### Written problem
Your task is to locate every line holding the string "screenshot" and to copy each of them.

┌──

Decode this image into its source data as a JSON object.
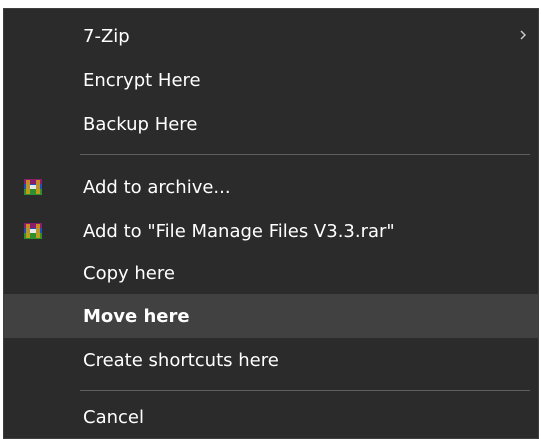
{
  "menu": {
    "items": [
      {
        "label": "7-Zip",
        "submenu": true
      },
      {
        "label": "Encrypt Here"
      },
      {
        "label": "Backup Here"
      },
      {
        "label": "Add to archive...",
        "icon": "winrar-archive-icon"
      },
      {
        "label": "Add to \"File Manage Files V3.3.rar\"",
        "icon": "winrar-archive-icon"
      },
      {
        "label": "Copy here"
      },
      {
        "label": "Move here",
        "highlighted": true,
        "bold": true
      },
      {
        "label": "Create shortcuts here"
      },
      {
        "label": "Cancel"
      }
    ]
  },
  "colors": {
    "menu_background": "#2b2b2b",
    "highlight": "#414141",
    "separator": "#5e5e5e",
    "text": "#ffffff"
  }
}
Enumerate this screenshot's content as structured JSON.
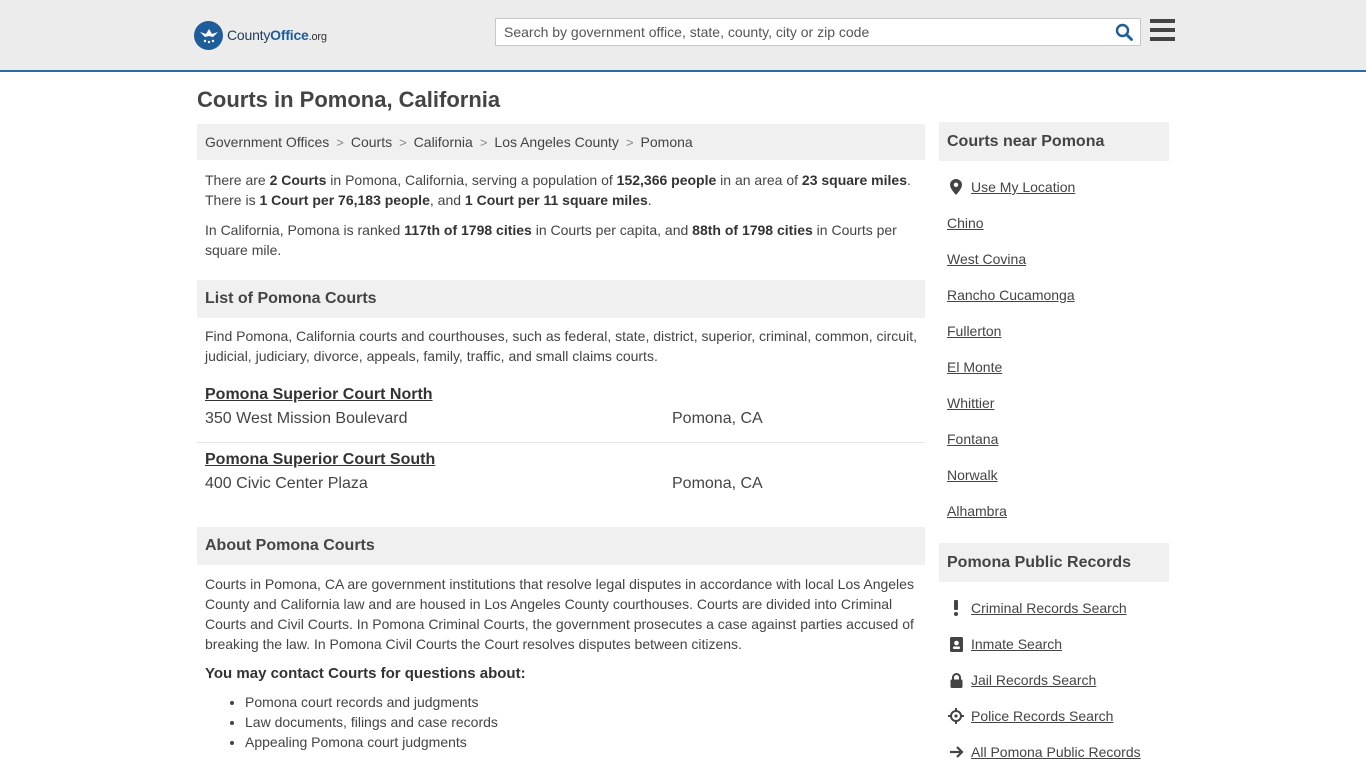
{
  "header": {
    "logo": {
      "part1": "County",
      "part2": "Office",
      "part3": ".org"
    },
    "search_placeholder": "Search by government office, state, county, city or zip code"
  },
  "page_title": "Courts in Pomona, California",
  "breadcrumb": [
    "Government Offices",
    "Courts",
    "California",
    "Los Angeles County",
    "Pomona"
  ],
  "stats": {
    "s1": "There are ",
    "b1": "2 Courts",
    "s2": " in Pomona, California, serving a population of ",
    "b2": "152,366 people",
    "s3": " in an area of ",
    "b3": "23 square miles",
    "s4": ". There is ",
    "b4": "1 Court per 76,183 people",
    "s5": ", and ",
    "b5": "1 Court per 11 square miles",
    "s6": "."
  },
  "ranking": {
    "s1": "In California, Pomona is ranked ",
    "b1": "117th of 1798 cities",
    "s2": " in Courts per capita, and ",
    "b2": "88th of 1798 cities",
    "s3": " in Courts per square mile."
  },
  "list_section": {
    "heading": "List of Pomona Courts",
    "intro": "Find Pomona, California courts and courthouses, such as federal, state, district, superior, criminal, common, circuit, judicial, judiciary, divorce, appeals, family, traffic, and small claims courts.",
    "courts": [
      {
        "name": "Pomona Superior Court North",
        "address": "350 West Mission Boulevard",
        "city": "Pomona, CA"
      },
      {
        "name": "Pomona Superior Court South",
        "address": "400 Civic Center Plaza",
        "city": "Pomona, CA"
      }
    ]
  },
  "about_section": {
    "heading": "About Pomona Courts",
    "body": "Courts in Pomona, CA are government institutions that resolve legal disputes in accordance with local Los Angeles County and California law and are housed in Los Angeles County courthouses. Courts are divided into Criminal Courts and Civil Courts. In Pomona Criminal Courts, the government prosecutes a case against parties accused of breaking the law. In Pomona Civil Courts the Court resolves disputes between citizens.",
    "contact_heading": "You may contact Courts for questions about:",
    "topics": [
      "Pomona court records and judgments",
      "Law documents, filings and case records",
      "Appealing Pomona court judgments"
    ]
  },
  "sidebar": {
    "nearby_heading": "Courts near Pomona",
    "use_location": "Use My Location",
    "nearby": [
      "Chino",
      "West Covina",
      "Rancho Cucamonga",
      "Fullerton",
      "El Monte",
      "Whittier",
      "Fontana",
      "Norwalk",
      "Alhambra"
    ],
    "records_heading": "Pomona Public Records",
    "records": [
      {
        "label": "Criminal Records Search",
        "icon": "exclamation-icon"
      },
      {
        "label": "Inmate Search",
        "icon": "id-badge-icon"
      },
      {
        "label": "Jail Records Search",
        "icon": "lock-icon"
      },
      {
        "label": "Police Records Search",
        "icon": "crosshair-icon"
      },
      {
        "label": "All Pomona Public Records",
        "icon": "arrow-right-icon"
      }
    ]
  }
}
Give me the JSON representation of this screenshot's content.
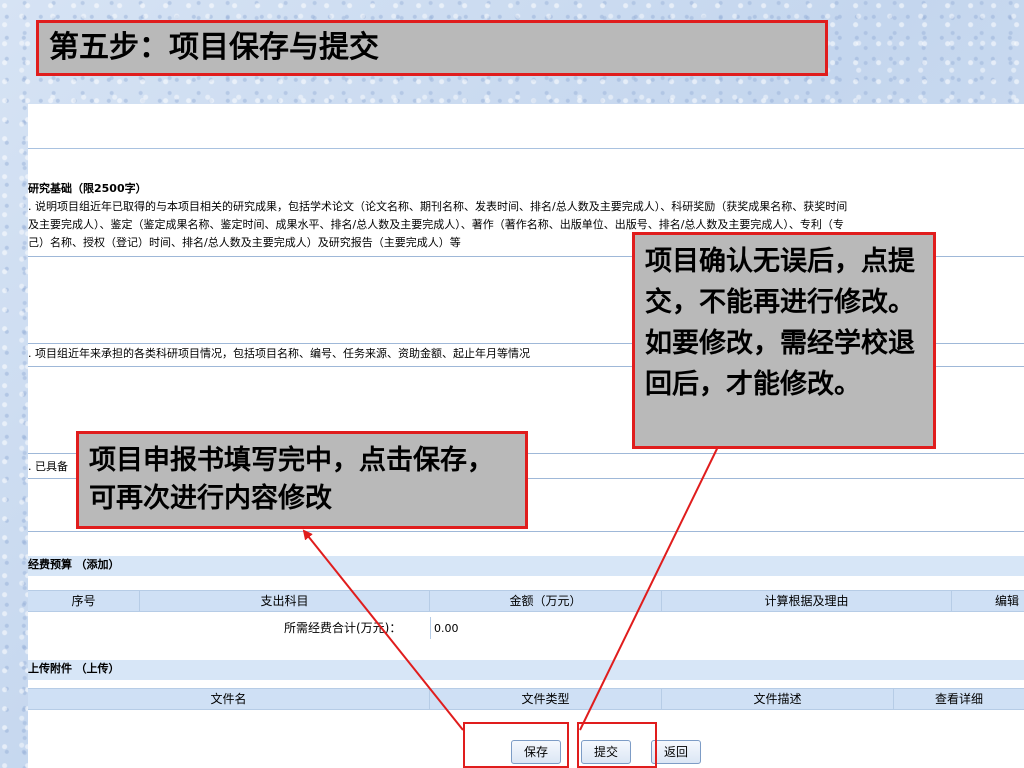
{
  "slide": {
    "title": "第五步：项目保存与提交"
  },
  "form": {
    "research_basis_header": "研究基础（限2500字）",
    "research_basis_desc": [
      ". 说明项目组近年已取得的与本项目相关的研究成果，包括学术论文（论文名称、期刊名称、发表时间、排名/总人数及主要完成人）、科研奖励（获奖成果名称、获奖时间",
      "及主要完成人）、鉴定（鉴定成果名称、鉴定时间、成果水平、排名/总人数及主要完成人）、著作（著作名称、出版单位、出版号、排名/总人数及主要完成人）、专利（专",
      "己）名称、授权（登记）时间、排名/总人数及主要完成人）及研究报告（主要完成人）等"
    ],
    "projects_desc": ". 项目组近年来承担的各类科研项目情况，包括项目名称、编号、任务来源、资助金额、起止年月等情况",
    "conditions_desc": ". 已具备",
    "budget": {
      "header": "经费预算",
      "add_link": "（添加）",
      "columns": [
        "序号",
        "支出科目",
        "金额（万元）",
        "计算根据及理由",
        "编辑"
      ],
      "total_label": "所需经费合计(万元)：",
      "total_value": "0.00"
    },
    "attachments": {
      "header": "上传附件",
      "upload_link": "（上传）",
      "columns": [
        "文件名",
        "文件类型",
        "文件描述",
        "查看详细"
      ]
    },
    "buttons": {
      "save": "保存",
      "submit": "提交",
      "back": "返回"
    }
  },
  "callouts": {
    "save_note": "项目申报书填写完中，点击保存，可再次进行内容修改",
    "submit_note": "项目确认无误后，点提交，不能再进行修改。如要修改，需经学校退回后，才能修改。"
  },
  "colors": {
    "highlight": "#e01d1d",
    "callout_bg": "#b9b9b9",
    "table_header": "#cfe0f5",
    "band": "#d7e6f7"
  }
}
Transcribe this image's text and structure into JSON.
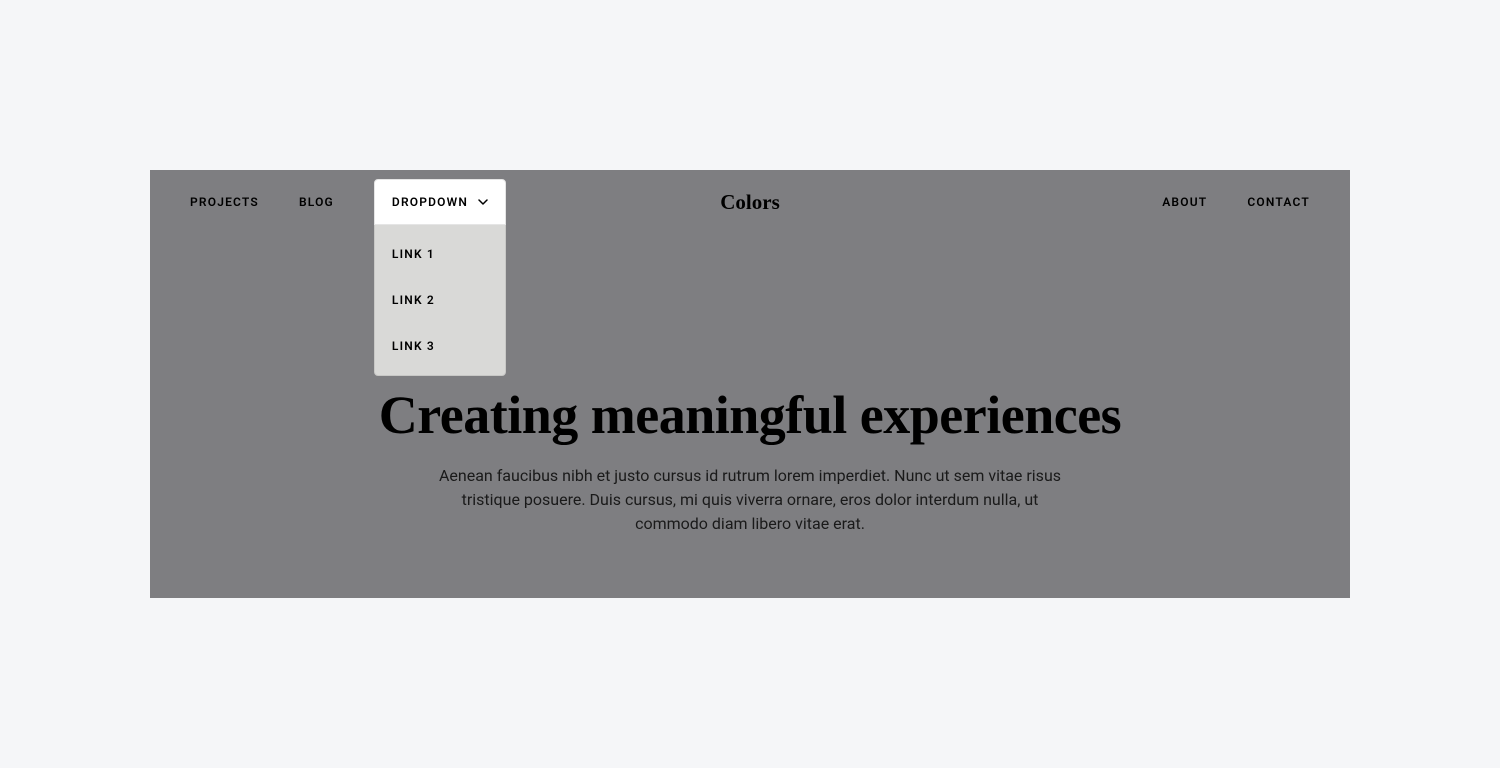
{
  "nav": {
    "left": [
      {
        "label": "PROJECTS"
      },
      {
        "label": "BLOG"
      }
    ],
    "dropdown": {
      "label": "DROPDOWN",
      "items": [
        {
          "label": "LINK 1"
        },
        {
          "label": "LINK 2"
        },
        {
          "label": "LINK 3"
        }
      ]
    },
    "right": [
      {
        "label": "ABOUT"
      },
      {
        "label": "CONTACT"
      }
    ],
    "logo": "Colors"
  },
  "hero": {
    "title": "Creating meaningful experiences",
    "subtitle": "Aenean faucibus nibh et justo cursus id rutrum lorem imperdiet. Nunc ut sem vitae risus tristique posuere. Duis cursus, mi quis viverra ornare, eros dolor interdum nulla, ut commodo diam libero vitae erat."
  }
}
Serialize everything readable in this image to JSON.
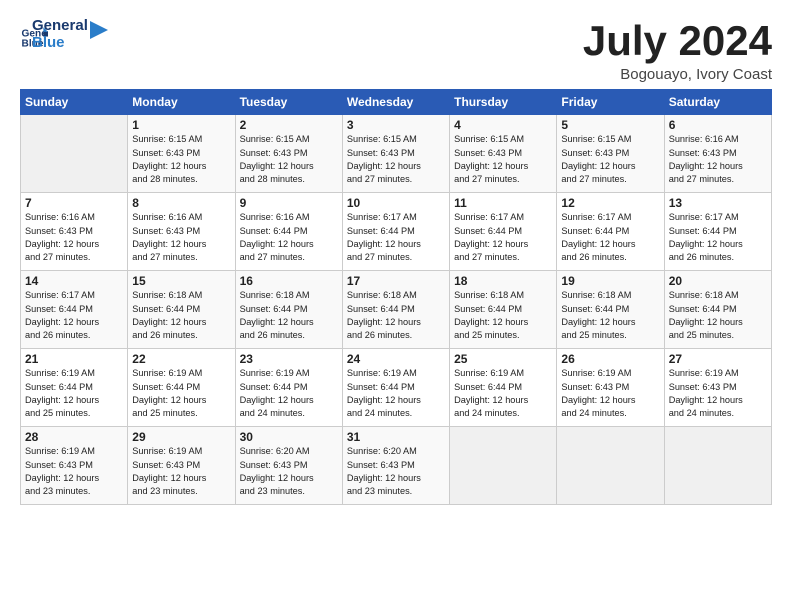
{
  "logo": {
    "line1": "General",
    "line2": "Blue"
  },
  "title": "July 2024",
  "location": "Bogouayo, Ivory Coast",
  "days_header": [
    "Sunday",
    "Monday",
    "Tuesday",
    "Wednesday",
    "Thursday",
    "Friday",
    "Saturday"
  ],
  "weeks": [
    [
      {
        "day": "",
        "info": ""
      },
      {
        "day": "1",
        "info": "Sunrise: 6:15 AM\nSunset: 6:43 PM\nDaylight: 12 hours\nand 28 minutes."
      },
      {
        "day": "2",
        "info": "Sunrise: 6:15 AM\nSunset: 6:43 PM\nDaylight: 12 hours\nand 28 minutes."
      },
      {
        "day": "3",
        "info": "Sunrise: 6:15 AM\nSunset: 6:43 PM\nDaylight: 12 hours\nand 27 minutes."
      },
      {
        "day": "4",
        "info": "Sunrise: 6:15 AM\nSunset: 6:43 PM\nDaylight: 12 hours\nand 27 minutes."
      },
      {
        "day": "5",
        "info": "Sunrise: 6:15 AM\nSunset: 6:43 PM\nDaylight: 12 hours\nand 27 minutes."
      },
      {
        "day": "6",
        "info": "Sunrise: 6:16 AM\nSunset: 6:43 PM\nDaylight: 12 hours\nand 27 minutes."
      }
    ],
    [
      {
        "day": "7",
        "info": "Sunrise: 6:16 AM\nSunset: 6:43 PM\nDaylight: 12 hours\nand 27 minutes."
      },
      {
        "day": "8",
        "info": "Sunrise: 6:16 AM\nSunset: 6:43 PM\nDaylight: 12 hours\nand 27 minutes."
      },
      {
        "day": "9",
        "info": "Sunrise: 6:16 AM\nSunset: 6:44 PM\nDaylight: 12 hours\nand 27 minutes."
      },
      {
        "day": "10",
        "info": "Sunrise: 6:17 AM\nSunset: 6:44 PM\nDaylight: 12 hours\nand 27 minutes."
      },
      {
        "day": "11",
        "info": "Sunrise: 6:17 AM\nSunset: 6:44 PM\nDaylight: 12 hours\nand 27 minutes."
      },
      {
        "day": "12",
        "info": "Sunrise: 6:17 AM\nSunset: 6:44 PM\nDaylight: 12 hours\nand 26 minutes."
      },
      {
        "day": "13",
        "info": "Sunrise: 6:17 AM\nSunset: 6:44 PM\nDaylight: 12 hours\nand 26 minutes."
      }
    ],
    [
      {
        "day": "14",
        "info": "Sunrise: 6:17 AM\nSunset: 6:44 PM\nDaylight: 12 hours\nand 26 minutes."
      },
      {
        "day": "15",
        "info": "Sunrise: 6:18 AM\nSunset: 6:44 PM\nDaylight: 12 hours\nand 26 minutes."
      },
      {
        "day": "16",
        "info": "Sunrise: 6:18 AM\nSunset: 6:44 PM\nDaylight: 12 hours\nand 26 minutes."
      },
      {
        "day": "17",
        "info": "Sunrise: 6:18 AM\nSunset: 6:44 PM\nDaylight: 12 hours\nand 26 minutes."
      },
      {
        "day": "18",
        "info": "Sunrise: 6:18 AM\nSunset: 6:44 PM\nDaylight: 12 hours\nand 25 minutes."
      },
      {
        "day": "19",
        "info": "Sunrise: 6:18 AM\nSunset: 6:44 PM\nDaylight: 12 hours\nand 25 minutes."
      },
      {
        "day": "20",
        "info": "Sunrise: 6:18 AM\nSunset: 6:44 PM\nDaylight: 12 hours\nand 25 minutes."
      }
    ],
    [
      {
        "day": "21",
        "info": "Sunrise: 6:19 AM\nSunset: 6:44 PM\nDaylight: 12 hours\nand 25 minutes."
      },
      {
        "day": "22",
        "info": "Sunrise: 6:19 AM\nSunset: 6:44 PM\nDaylight: 12 hours\nand 25 minutes."
      },
      {
        "day": "23",
        "info": "Sunrise: 6:19 AM\nSunset: 6:44 PM\nDaylight: 12 hours\nand 24 minutes."
      },
      {
        "day": "24",
        "info": "Sunrise: 6:19 AM\nSunset: 6:44 PM\nDaylight: 12 hours\nand 24 minutes."
      },
      {
        "day": "25",
        "info": "Sunrise: 6:19 AM\nSunset: 6:44 PM\nDaylight: 12 hours\nand 24 minutes."
      },
      {
        "day": "26",
        "info": "Sunrise: 6:19 AM\nSunset: 6:43 PM\nDaylight: 12 hours\nand 24 minutes."
      },
      {
        "day": "27",
        "info": "Sunrise: 6:19 AM\nSunset: 6:43 PM\nDaylight: 12 hours\nand 24 minutes."
      }
    ],
    [
      {
        "day": "28",
        "info": "Sunrise: 6:19 AM\nSunset: 6:43 PM\nDaylight: 12 hours\nand 23 minutes."
      },
      {
        "day": "29",
        "info": "Sunrise: 6:19 AM\nSunset: 6:43 PM\nDaylight: 12 hours\nand 23 minutes."
      },
      {
        "day": "30",
        "info": "Sunrise: 6:20 AM\nSunset: 6:43 PM\nDaylight: 12 hours\nand 23 minutes."
      },
      {
        "day": "31",
        "info": "Sunrise: 6:20 AM\nSunset: 6:43 PM\nDaylight: 12 hours\nand 23 minutes."
      },
      {
        "day": "",
        "info": ""
      },
      {
        "day": "",
        "info": ""
      },
      {
        "day": "",
        "info": ""
      }
    ]
  ]
}
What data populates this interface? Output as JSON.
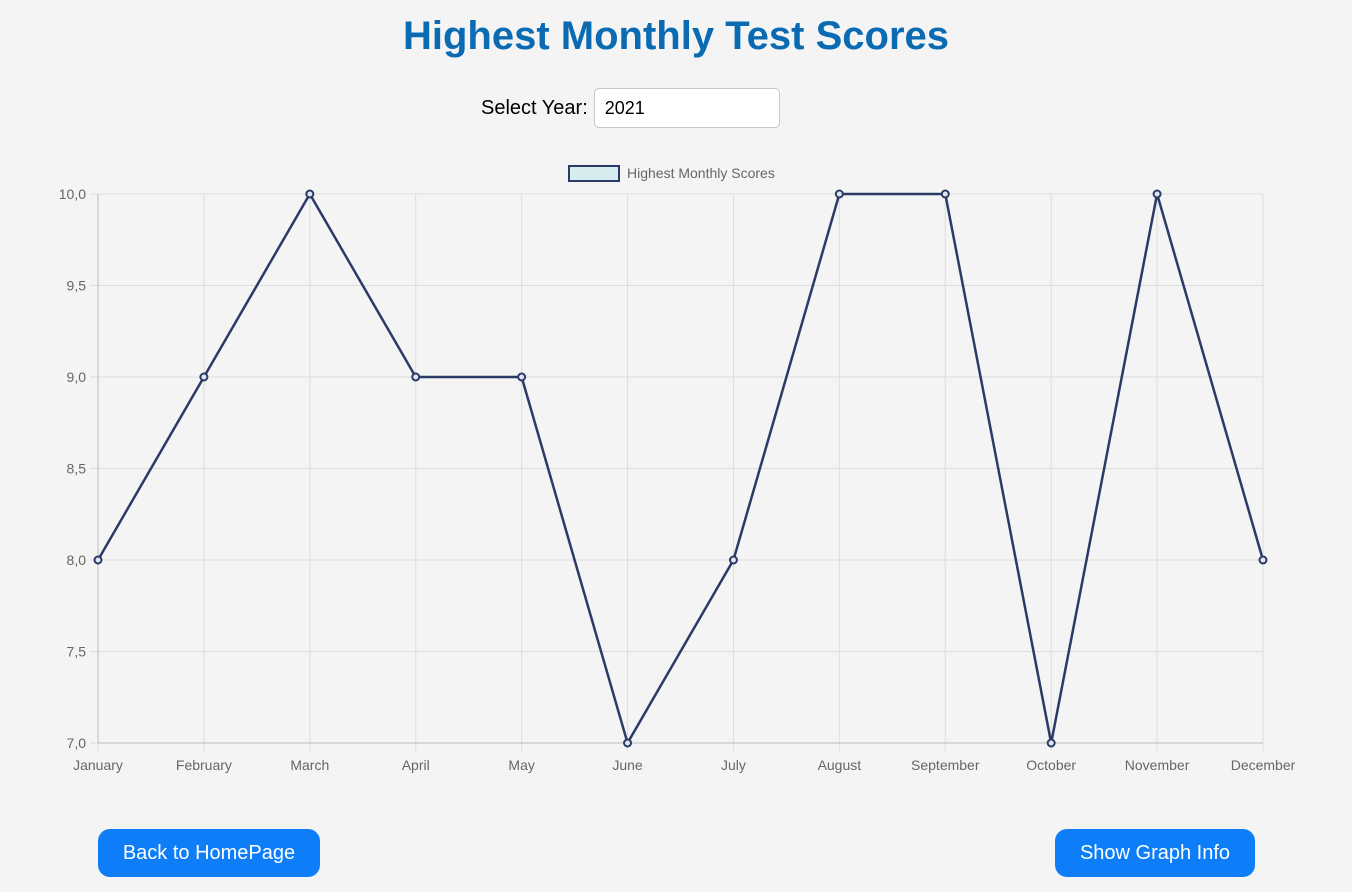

└──

### Worked solution
Enumerate this screenshot's content as structured JSON.
Give me the JSON representation of this screenshot's content.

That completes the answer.